**Extracted data entries:**
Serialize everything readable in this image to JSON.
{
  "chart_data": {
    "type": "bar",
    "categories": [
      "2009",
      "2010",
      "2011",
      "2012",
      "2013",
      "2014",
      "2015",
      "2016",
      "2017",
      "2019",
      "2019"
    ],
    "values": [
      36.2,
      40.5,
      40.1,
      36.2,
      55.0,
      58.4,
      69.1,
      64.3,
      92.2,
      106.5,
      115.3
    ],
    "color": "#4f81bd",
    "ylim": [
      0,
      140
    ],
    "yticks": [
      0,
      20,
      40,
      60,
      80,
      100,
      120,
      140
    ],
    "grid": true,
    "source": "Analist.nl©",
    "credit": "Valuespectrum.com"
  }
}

**Do this:**
Each line above must be printed exactly as it appears.

**Written solution:**
Serialize everything readable in this image to JSON.
{
  "chart_data": {
    "type": "bar",
    "categories": [
      "2009",
      "2010",
      "2011",
      "2012",
      "2013",
      "2014",
      "2015",
      "2016",
      "2017",
      "2019",
      "2019"
    ],
    "values": [
      36.2,
      40.5,
      40.1,
      36.2,
      55.0,
      58.4,
      69.1,
      64.3,
      92.2,
      106.5,
      115.3
    ],
    "color": "#4f81bd",
    "ylim": [
      0,
      140
    ],
    "yticks": [
      0,
      20,
      40,
      60,
      80,
      100,
      120,
      140
    ],
    "grid": true,
    "source": "Analist.nl©",
    "credit": "Valuespectrum.com"
  }
}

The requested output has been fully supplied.